## Start Text provided

Member of the Malacca State Legislative Assembly for Duyong
- In office 9 May 2018 – 20 November 2021
- Preceded by: Goh Leong San (IND)
- Succeeded by: Mohd Noor Helmy Abdul Halem (BN–UMNO)
- Majority: 2,895 (2018)

Personal details
- Born: 31 March 1975 (age 51) Malacca, Malaysia
- Party: Democratic Action Party (DAP)
- Other political affiliations: Pakatan Rakyat (PR) Pakatan Harapan (PH)
- Alma mater: University of London (LLB)
- Occupation: Politician
- Profession: Lawyer

= Damian Yeo Shen Li =

Malaysian politician

Damian Yeo Shen Li is a Malaysian politician and lawyer who served as member of the Malacca State Legislative Assembly (MLA) for Duyong from May 2018 to November 2021 as well as state chairman of the
Democratic Action Party of Malacca from 2022 to 2023. He is a member of Democratic Action Party (DAP), a component party of Pakatan Harapan (PH) and formerly Pakatan Rakyat (PR) coalitions.

== Background ==
Damian Yeo Shen Li was born into a Peranakan family in Malacca, Malaysia on 31 March 1975. He holds a Bachelor of Laws (Hons) from University of London in 1996. He also have a law firm named Damian S. L. Yeo & L. C. Goh, he served as managing partner and head of corporate and advisory of the law firm.

== Political career ==
=== Candidate of 2008 general election ===
In the 2008 Malacca state election, Damian Yeo Shen Li made his first electoral debut after being nominated by DAP to contest for the Duyong state seat. He was defeated by Gan Tian Loo of BN by majority of 806 votes.

## End Text provided
## Start Data provided

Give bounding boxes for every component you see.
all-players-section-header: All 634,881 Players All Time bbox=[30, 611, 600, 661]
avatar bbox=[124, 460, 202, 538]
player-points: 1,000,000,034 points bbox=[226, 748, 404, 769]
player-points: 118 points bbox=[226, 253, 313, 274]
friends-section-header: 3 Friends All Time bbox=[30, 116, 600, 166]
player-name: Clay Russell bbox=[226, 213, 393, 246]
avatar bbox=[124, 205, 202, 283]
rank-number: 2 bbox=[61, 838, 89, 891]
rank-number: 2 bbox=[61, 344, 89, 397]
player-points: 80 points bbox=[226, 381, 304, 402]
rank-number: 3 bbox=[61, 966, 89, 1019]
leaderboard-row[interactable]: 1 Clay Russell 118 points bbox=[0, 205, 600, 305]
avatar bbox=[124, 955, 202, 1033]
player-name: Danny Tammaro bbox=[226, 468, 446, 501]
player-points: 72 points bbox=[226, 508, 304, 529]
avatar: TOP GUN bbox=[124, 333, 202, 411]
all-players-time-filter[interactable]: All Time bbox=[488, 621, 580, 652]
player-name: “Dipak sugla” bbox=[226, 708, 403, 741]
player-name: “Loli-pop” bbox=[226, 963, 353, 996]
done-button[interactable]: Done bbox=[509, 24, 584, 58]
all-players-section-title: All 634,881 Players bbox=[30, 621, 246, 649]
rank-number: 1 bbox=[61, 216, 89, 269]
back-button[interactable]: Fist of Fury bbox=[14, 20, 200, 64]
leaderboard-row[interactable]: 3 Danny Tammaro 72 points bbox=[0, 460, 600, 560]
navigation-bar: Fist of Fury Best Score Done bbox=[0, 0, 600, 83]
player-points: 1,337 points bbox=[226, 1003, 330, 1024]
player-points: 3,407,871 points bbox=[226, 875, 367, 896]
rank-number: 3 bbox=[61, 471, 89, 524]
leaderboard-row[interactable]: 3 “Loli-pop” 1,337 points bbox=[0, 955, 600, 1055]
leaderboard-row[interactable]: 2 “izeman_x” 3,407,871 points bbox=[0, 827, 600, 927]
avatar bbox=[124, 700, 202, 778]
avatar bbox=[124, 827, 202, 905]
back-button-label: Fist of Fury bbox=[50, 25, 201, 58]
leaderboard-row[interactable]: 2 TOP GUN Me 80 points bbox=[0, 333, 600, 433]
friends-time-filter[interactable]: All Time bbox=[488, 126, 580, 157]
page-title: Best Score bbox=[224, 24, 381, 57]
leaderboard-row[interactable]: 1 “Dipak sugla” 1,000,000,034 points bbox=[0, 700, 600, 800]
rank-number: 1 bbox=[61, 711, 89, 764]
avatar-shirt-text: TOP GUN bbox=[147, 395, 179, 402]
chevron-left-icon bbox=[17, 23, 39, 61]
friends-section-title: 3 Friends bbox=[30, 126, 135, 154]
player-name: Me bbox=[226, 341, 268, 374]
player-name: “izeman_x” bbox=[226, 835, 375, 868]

## End Data provided

Problems =
- 1) Rewrite the paragraph of the biography beginning "Damian Yeo Shen Li was born into a Peranakan family" as a short bulleted list that keeps its main facts.
- 2) Summarize the biography in two sentences.
- 3) Using the biography, answer the following:
(a) Who preceded him as the member for Duyong?
(b) What was his majority in 2018?
(c) Which party nominated him to contest the Duyong seat in the 2008 Malacca state election?

Solutions by task =
- 1)
- Born on 31 March 1975 in Malacca, Malaysia, into a Peranakan family
- Earned a Bachelor of Laws (Hons) from the University of London in 1996
- Runs the law firm Damian S. L. Yeo & L. C. Goh, where he served as managing partner and head of corporate and advisory

- 2) Damian Yeo Shen Li is a Malaysian politician and lawyer of the Democratic Action Party who represented Duyong in the Malacca State Legislative Assembly from May 2018 to November 2021 and chaired the party's Malacca branch from 2022 to 2023. Born in Malacca in 1975 and trained in law at the University of London, he first ran for the Duyong seat in 2008 but lost to Gan Tian Loo of BN by 806 votes.

- 3)
(a) Goh Leong San
(b) 2,895
(c) The Democratic Action Party (DAP)